--- START OF Data in this exercise ---

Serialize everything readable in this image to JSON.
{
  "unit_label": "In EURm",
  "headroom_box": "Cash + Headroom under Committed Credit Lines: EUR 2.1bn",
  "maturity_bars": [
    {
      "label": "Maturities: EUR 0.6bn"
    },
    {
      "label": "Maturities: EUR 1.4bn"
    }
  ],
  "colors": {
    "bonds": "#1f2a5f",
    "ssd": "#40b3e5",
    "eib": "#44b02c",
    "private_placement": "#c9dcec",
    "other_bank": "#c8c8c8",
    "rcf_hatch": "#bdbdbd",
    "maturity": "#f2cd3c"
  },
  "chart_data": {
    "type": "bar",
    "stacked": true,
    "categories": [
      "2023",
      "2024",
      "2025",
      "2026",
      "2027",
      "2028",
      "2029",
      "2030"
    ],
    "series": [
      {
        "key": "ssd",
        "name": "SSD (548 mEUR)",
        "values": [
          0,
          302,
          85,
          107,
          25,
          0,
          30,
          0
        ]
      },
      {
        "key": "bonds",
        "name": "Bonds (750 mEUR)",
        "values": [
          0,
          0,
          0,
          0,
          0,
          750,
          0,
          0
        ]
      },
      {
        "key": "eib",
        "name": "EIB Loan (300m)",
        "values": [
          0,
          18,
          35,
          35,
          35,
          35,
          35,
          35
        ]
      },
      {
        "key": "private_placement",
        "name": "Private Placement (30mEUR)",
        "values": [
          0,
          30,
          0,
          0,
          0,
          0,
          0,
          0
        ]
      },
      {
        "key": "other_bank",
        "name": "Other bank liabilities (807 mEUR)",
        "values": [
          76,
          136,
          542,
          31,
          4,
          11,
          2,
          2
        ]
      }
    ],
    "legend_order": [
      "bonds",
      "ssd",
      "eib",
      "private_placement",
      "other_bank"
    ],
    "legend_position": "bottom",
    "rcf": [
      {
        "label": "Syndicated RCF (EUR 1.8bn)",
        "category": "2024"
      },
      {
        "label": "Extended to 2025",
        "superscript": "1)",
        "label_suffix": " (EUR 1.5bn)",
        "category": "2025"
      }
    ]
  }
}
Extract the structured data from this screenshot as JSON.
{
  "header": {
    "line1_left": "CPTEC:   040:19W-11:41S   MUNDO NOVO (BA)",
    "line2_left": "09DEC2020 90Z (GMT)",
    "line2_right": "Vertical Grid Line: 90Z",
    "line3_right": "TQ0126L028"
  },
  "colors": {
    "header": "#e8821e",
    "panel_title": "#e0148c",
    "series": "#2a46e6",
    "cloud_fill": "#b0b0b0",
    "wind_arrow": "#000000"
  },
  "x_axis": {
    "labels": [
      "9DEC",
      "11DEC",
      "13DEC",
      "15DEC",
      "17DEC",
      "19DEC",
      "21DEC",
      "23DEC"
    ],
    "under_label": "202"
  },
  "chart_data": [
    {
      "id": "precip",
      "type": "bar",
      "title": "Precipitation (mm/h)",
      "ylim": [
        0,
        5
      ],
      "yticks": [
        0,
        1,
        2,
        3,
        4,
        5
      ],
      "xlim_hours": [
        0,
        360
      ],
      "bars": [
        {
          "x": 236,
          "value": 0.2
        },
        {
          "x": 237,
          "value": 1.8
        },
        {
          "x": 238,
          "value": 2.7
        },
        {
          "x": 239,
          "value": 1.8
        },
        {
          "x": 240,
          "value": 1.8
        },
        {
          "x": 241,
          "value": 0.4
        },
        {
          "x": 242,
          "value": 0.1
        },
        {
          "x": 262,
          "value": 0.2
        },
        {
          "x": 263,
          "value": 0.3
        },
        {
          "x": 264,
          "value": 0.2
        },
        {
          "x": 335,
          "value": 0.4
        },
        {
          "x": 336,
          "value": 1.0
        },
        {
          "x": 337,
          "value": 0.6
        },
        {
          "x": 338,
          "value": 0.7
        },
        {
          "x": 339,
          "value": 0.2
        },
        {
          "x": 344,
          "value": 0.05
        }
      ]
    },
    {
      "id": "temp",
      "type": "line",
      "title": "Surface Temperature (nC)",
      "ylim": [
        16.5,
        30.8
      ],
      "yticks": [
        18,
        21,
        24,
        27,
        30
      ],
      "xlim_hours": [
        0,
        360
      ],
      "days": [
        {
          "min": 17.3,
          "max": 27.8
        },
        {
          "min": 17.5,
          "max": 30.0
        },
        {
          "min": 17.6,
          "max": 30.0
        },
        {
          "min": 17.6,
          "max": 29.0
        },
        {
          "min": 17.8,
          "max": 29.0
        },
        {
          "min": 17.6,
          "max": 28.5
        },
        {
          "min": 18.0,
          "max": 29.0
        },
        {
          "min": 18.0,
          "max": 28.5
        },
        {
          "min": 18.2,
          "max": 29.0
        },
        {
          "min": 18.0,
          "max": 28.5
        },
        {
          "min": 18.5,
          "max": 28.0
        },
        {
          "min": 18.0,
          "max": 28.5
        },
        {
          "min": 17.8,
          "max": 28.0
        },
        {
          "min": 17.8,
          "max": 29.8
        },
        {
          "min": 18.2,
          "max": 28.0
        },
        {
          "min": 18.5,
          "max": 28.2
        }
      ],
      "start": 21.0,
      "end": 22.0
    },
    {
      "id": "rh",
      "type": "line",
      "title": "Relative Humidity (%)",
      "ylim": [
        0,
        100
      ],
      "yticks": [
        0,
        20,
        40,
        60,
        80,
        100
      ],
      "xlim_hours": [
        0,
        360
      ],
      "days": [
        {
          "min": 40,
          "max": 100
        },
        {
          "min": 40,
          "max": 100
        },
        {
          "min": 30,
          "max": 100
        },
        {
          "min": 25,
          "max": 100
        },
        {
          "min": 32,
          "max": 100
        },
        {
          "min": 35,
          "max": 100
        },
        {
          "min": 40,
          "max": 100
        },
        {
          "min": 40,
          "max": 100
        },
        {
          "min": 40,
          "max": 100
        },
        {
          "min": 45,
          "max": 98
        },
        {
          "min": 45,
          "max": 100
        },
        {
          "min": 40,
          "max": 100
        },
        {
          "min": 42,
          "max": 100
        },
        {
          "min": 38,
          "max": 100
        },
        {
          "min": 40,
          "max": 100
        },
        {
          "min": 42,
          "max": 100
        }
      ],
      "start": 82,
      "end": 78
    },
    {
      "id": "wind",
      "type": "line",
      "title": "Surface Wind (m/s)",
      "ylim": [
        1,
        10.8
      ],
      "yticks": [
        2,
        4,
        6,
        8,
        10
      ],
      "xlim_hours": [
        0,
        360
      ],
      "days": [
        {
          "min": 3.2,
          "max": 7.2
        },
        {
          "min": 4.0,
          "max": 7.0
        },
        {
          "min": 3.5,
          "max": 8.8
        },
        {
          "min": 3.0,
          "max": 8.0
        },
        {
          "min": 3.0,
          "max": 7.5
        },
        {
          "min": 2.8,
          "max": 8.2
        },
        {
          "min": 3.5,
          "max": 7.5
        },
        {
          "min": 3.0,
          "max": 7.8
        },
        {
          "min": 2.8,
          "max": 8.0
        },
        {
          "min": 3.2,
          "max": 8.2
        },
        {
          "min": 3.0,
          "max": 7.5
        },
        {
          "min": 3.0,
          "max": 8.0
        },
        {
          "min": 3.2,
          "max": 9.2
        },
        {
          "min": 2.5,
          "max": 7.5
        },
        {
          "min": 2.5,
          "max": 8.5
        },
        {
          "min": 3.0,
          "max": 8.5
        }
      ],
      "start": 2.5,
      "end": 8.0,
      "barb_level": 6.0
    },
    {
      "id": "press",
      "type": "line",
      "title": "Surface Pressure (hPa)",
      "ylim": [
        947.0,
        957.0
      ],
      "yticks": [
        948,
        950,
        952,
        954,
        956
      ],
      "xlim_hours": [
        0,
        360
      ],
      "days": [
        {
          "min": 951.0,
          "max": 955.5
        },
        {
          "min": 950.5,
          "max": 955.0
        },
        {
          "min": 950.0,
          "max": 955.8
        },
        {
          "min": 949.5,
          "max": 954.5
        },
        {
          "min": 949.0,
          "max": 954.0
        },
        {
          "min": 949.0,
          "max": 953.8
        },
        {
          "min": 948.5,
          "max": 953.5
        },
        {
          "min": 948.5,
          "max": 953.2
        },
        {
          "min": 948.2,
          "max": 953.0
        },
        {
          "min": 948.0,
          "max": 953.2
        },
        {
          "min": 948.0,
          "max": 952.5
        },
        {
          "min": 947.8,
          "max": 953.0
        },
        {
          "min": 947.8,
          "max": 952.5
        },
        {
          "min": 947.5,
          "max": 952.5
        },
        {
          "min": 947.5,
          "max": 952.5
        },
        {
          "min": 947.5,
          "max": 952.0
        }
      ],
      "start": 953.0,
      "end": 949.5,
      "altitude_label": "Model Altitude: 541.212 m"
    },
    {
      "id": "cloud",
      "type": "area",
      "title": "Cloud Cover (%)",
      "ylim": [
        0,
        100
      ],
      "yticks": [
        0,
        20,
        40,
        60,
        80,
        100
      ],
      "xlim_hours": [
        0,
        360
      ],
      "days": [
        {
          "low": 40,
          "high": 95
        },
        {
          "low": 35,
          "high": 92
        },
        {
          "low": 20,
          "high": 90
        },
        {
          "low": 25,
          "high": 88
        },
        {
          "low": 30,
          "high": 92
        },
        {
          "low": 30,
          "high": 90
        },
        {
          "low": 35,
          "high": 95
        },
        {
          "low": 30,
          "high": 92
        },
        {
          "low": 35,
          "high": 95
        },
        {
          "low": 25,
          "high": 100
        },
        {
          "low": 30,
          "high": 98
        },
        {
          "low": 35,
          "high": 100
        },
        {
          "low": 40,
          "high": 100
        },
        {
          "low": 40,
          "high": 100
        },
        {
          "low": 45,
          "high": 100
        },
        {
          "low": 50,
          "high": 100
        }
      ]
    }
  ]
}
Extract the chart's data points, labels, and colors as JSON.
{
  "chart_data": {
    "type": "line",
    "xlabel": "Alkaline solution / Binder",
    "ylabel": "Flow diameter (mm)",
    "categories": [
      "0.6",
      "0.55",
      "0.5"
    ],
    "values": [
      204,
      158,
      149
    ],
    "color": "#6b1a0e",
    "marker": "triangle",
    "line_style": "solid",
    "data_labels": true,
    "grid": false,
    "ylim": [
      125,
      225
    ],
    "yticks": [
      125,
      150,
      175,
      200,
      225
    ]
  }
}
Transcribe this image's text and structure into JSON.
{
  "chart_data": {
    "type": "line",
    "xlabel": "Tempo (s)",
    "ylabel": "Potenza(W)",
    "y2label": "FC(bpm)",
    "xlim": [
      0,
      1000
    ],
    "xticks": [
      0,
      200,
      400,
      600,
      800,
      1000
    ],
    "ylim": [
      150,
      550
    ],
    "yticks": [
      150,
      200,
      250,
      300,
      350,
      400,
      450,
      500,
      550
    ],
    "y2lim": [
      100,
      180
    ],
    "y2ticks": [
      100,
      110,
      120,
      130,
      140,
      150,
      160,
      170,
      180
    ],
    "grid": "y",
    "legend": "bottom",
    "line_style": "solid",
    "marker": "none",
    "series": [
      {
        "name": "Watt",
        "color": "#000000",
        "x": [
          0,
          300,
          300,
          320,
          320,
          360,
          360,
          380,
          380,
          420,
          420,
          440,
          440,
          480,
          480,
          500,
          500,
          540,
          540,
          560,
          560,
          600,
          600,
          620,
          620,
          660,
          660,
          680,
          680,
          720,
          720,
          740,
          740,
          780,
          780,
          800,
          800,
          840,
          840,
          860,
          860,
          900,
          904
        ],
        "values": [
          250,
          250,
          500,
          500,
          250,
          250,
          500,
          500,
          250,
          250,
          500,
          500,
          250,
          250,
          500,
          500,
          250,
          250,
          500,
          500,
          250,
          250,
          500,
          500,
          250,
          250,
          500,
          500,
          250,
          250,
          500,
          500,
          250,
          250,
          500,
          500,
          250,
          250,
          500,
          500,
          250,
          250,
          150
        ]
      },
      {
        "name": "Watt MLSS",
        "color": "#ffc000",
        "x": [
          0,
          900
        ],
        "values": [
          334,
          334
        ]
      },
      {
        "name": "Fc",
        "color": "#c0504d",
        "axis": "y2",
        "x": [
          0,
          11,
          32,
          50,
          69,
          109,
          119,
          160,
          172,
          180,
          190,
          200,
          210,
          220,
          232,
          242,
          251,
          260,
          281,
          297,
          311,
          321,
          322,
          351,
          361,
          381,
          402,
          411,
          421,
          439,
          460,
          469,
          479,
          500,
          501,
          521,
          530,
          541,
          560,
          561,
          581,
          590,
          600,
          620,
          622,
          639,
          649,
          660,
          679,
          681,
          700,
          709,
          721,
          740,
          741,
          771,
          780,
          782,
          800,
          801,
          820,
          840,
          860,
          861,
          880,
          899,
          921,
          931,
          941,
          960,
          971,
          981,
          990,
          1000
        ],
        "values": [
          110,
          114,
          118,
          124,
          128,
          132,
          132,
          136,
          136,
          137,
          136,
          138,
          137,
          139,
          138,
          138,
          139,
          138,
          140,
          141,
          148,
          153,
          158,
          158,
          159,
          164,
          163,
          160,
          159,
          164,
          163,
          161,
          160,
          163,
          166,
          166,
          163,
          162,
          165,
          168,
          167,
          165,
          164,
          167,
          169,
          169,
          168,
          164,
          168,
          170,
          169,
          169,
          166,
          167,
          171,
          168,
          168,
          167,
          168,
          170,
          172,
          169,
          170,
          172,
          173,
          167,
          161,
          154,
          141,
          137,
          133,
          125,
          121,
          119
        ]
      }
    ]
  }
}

--- END OF Data in this exercise ---

» **Request**:
Using the listing, copy every line where the word "image" shows up.

» **Task result**:
Serialize everything readable in this image to JSON.
Transcribe this image's text and structure into JSON.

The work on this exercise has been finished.